▶ **SUPPLIED ENTRIES**:
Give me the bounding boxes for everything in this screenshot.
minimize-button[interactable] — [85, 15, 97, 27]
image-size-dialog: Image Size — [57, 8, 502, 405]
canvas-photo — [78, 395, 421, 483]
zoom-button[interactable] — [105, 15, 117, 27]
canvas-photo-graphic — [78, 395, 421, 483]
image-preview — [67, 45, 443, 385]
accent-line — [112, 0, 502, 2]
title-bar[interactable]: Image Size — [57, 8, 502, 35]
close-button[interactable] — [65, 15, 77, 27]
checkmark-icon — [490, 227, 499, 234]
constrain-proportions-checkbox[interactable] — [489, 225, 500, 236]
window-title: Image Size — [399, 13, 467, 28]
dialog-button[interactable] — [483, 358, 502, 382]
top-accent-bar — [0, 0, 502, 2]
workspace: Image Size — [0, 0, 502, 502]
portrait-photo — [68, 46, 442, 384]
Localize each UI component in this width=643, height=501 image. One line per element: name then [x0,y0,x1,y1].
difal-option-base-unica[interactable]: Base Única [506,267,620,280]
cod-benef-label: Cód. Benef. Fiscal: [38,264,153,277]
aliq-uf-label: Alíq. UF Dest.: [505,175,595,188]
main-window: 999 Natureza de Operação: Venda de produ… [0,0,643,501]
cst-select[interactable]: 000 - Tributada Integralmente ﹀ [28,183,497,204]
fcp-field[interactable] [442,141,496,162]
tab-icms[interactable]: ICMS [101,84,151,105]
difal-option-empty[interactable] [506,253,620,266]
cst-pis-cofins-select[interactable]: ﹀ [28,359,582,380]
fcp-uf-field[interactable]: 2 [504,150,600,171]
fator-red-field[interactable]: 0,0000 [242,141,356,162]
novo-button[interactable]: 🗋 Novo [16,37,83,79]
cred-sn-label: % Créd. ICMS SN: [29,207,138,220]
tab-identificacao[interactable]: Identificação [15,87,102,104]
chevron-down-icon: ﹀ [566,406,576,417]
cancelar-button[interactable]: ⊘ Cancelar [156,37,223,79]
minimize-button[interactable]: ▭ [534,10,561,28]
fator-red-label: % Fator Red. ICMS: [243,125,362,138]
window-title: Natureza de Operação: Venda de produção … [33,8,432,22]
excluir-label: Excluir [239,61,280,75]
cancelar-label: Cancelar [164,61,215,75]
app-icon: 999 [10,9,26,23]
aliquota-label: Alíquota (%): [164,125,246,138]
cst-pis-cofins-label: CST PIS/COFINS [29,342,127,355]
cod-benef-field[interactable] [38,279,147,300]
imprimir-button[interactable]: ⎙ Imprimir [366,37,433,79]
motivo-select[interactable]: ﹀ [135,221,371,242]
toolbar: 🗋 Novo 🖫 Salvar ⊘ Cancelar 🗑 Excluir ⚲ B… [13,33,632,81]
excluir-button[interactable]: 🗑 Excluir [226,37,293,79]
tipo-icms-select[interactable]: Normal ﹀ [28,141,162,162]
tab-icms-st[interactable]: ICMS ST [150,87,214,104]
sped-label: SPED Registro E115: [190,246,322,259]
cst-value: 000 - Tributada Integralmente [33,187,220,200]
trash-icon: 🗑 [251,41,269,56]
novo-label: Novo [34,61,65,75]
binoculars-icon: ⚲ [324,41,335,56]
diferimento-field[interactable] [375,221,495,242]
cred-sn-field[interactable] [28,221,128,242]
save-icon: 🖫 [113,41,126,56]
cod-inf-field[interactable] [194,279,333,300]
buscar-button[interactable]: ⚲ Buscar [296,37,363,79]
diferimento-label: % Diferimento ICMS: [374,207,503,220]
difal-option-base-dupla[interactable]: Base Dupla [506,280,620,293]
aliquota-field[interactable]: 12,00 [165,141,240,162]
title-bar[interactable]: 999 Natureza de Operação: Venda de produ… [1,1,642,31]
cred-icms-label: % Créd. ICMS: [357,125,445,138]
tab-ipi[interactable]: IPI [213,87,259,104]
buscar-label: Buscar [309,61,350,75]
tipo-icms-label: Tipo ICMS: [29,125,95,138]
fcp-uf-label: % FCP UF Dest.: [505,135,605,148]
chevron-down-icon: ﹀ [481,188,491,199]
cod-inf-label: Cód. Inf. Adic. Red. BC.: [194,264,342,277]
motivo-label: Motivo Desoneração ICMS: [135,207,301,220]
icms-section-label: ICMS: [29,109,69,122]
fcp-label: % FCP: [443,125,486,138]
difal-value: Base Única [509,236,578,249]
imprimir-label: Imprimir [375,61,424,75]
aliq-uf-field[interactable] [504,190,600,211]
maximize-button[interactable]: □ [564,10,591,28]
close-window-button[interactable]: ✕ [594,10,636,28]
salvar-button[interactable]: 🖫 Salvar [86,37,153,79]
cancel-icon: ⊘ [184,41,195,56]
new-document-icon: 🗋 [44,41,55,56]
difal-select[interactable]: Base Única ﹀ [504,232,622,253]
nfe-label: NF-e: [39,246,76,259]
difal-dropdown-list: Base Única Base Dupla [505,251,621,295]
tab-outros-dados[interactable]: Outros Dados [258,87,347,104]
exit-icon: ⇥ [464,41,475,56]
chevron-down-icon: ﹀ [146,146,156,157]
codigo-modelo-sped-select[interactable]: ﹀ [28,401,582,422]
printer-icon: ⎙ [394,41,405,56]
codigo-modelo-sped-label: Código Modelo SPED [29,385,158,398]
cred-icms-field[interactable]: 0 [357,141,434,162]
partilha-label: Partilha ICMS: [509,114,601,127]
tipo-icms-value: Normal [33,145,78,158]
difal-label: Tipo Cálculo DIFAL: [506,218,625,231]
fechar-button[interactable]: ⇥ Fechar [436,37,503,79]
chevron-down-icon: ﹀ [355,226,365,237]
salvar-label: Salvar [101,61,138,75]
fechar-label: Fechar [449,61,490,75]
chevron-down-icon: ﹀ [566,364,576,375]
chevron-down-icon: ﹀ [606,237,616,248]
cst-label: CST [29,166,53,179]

▶ **YOUR INSTRUCTIONS**:
Reproduce every line of the records above verbatim.

▶ **FULL OUTPUT**:
Give me the bounding boxes for everything in this screenshot.
minimize-button[interactable] — [85, 15, 97, 27]
image-size-dialog: Image Size — [57, 8, 502, 405]
canvas-photo — [78, 395, 421, 483]
zoom-button[interactable] — [105, 15, 117, 27]
canvas-photo-graphic — [78, 395, 421, 483]
image-preview — [67, 45, 443, 385]
accent-line — [112, 0, 502, 2]
title-bar[interactable]: Image Size — [57, 8, 502, 35]
close-button[interactable] — [65, 15, 77, 27]
checkmark-icon — [490, 227, 499, 234]
constrain-proportions-checkbox[interactable] — [489, 225, 500, 236]
window-title: Image Size — [399, 13, 467, 28]
dialog-button[interactable] — [483, 358, 502, 382]
top-accent-bar — [0, 0, 502, 2]
workspace: Image Size — [0, 0, 502, 502]
portrait-photo — [68, 46, 442, 384]
Localize each UI component in this width=643, height=501 image. One line per element: name then [x0,y0,x1,y1].
difal-option-base-unica[interactable]: Base Única [506,267,620,280]
cod-benef-label: Cód. Benef. Fiscal: [38,264,153,277]
aliq-uf-label: Alíq. UF Dest.: [505,175,595,188]
main-window: 999 Natureza de Operação: Venda de produ… [0,0,643,501]
cst-select[interactable]: 000 - Tributada Integralmente ﹀ [28,183,497,204]
fcp-field[interactable] [442,141,496,162]
tab-icms[interactable]: ICMS [101,84,151,105]
difal-option-empty[interactable] [506,253,620,266]
cst-pis-cofins-select[interactable]: ﹀ [28,359,582,380]
fcp-uf-field[interactable]: 2 [504,150,600,171]
fator-red-field[interactable]: 0,0000 [242,141,356,162]
novo-button[interactable]: 🗋 Novo [16,37,83,79]
cred-sn-label: % Créd. ICMS SN: [29,207,138,220]
tab-identificacao[interactable]: Identificação [15,87,102,104]
chevron-down-icon: ﹀ [566,406,576,417]
cancelar-button[interactable]: ⊘ Cancelar [156,37,223,79]
minimize-button[interactable]: ▭ [534,10,561,28]
fator-red-label: % Fator Red. ICMS: [243,125,362,138]
window-title: Natureza de Operação: Venda de produção … [33,8,432,22]
excluir-label: Excluir [239,61,280,75]
cancelar-label: Cancelar [164,61,215,75]
app-icon: 999 [10,9,26,23]
aliquota-label: Alíquota (%): [164,125,246,138]
cst-pis-cofins-label: CST PIS/COFINS [29,342,127,355]
cod-benef-field[interactable] [38,279,147,300]
imprimir-button[interactable]: ⎙ Imprimir [366,37,433,79]
motivo-select[interactable]: ﹀ [135,221,371,242]
toolbar: 🗋 Novo 🖫 Salvar ⊘ Cancelar 🗑 Excluir ⚲ B… [13,33,632,81]
excluir-button[interactable]: 🗑 Excluir [226,37,293,79]
tipo-icms-select[interactable]: Normal ﹀ [28,141,162,162]
tab-icms-st[interactable]: ICMS ST [150,87,214,104]
sped-label: SPED Registro E115: [190,246,322,259]
cst-value: 000 - Tributada Integralmente [33,187,220,200]
trash-icon: 🗑 [251,41,269,56]
novo-label: Novo [34,61,65,75]
binoculars-icon: ⚲ [324,41,335,56]
diferimento-field[interactable] [375,221,495,242]
cred-sn-field[interactable] [28,221,128,242]
save-icon: 🖫 [113,41,126,56]
cod-inf-field[interactable] [194,279,333,300]
buscar-button[interactable]: ⚲ Buscar [296,37,363,79]
diferimento-label: % Diferimento ICMS: [374,207,503,220]
difal-option-base-dupla[interactable]: Base Dupla [506,280,620,293]
aliquota-field[interactable]: 12,00 [165,141,240,162]
title-bar[interactable]: 999 Natureza de Operação: Venda de produ… [1,1,642,31]
cred-icms-label: % Créd. ICMS: [357,125,445,138]
tab-ipi[interactable]: IPI [213,87,259,104]
buscar-label: Buscar [309,61,350,75]
tipo-icms-label: Tipo ICMS: [29,125,95,138]
fcp-uf-label: % FCP UF Dest.: [505,135,605,148]
chevron-down-icon: ﹀ [481,188,491,199]
cod-inf-label: Cód. Inf. Adic. Red. BC.: [194,264,342,277]
motivo-label: Motivo Desoneração ICMS: [135,207,301,220]
icms-section-label: ICMS: [29,109,69,122]
fcp-label: % FCP: [443,125,486,138]
difal-value: Base Única [509,236,578,249]
imprimir-label: Imprimir [375,61,424,75]
aliq-uf-field[interactable] [504,190,600,211]
maximize-button[interactable]: □ [564,10,591,28]
close-window-button[interactable]: ✕ [594,10,636,28]
salvar-button[interactable]: 🖫 Salvar [86,37,153,79]
cancel-icon: ⊘ [184,41,195,56]
new-document-icon: 🗋 [44,41,55,56]
difal-select[interactable]: Base Única ﹀ [504,232,622,253]
nfe-label: NF-e: [39,246,76,259]
difal-dropdown-list: Base Única Base Dupla [505,251,621,295]
tab-outros-dados[interactable]: Outros Dados [258,87,347,104]
exit-icon: ⇥ [464,41,475,56]
chevron-down-icon: ﹀ [146,146,156,157]
codigo-modelo-sped-select[interactable]: ﹀ [28,401,582,422]
printer-icon: ⎙ [394,41,405,56]
codigo-modelo-sped-label: Código Modelo SPED [29,385,158,398]
cred-icms-field[interactable]: 0 [357,141,434,162]
partilha-label: Partilha ICMS: [509,114,601,127]
tipo-icms-value: Normal [33,145,78,158]
difal-label: Tipo Cálculo DIFAL: [506,218,625,231]
fechar-button[interactable]: ⇥ Fechar [436,37,503,79]
chevron-down-icon: ﹀ [355,226,365,237]
salvar-label: Salvar [101,61,138,75]
fechar-label: Fechar [449,61,490,75]
chevron-down-icon: ﹀ [566,364,576,375]
chevron-down-icon: ﹀ [606,237,616,248]
cst-label: CST [29,166,53,179]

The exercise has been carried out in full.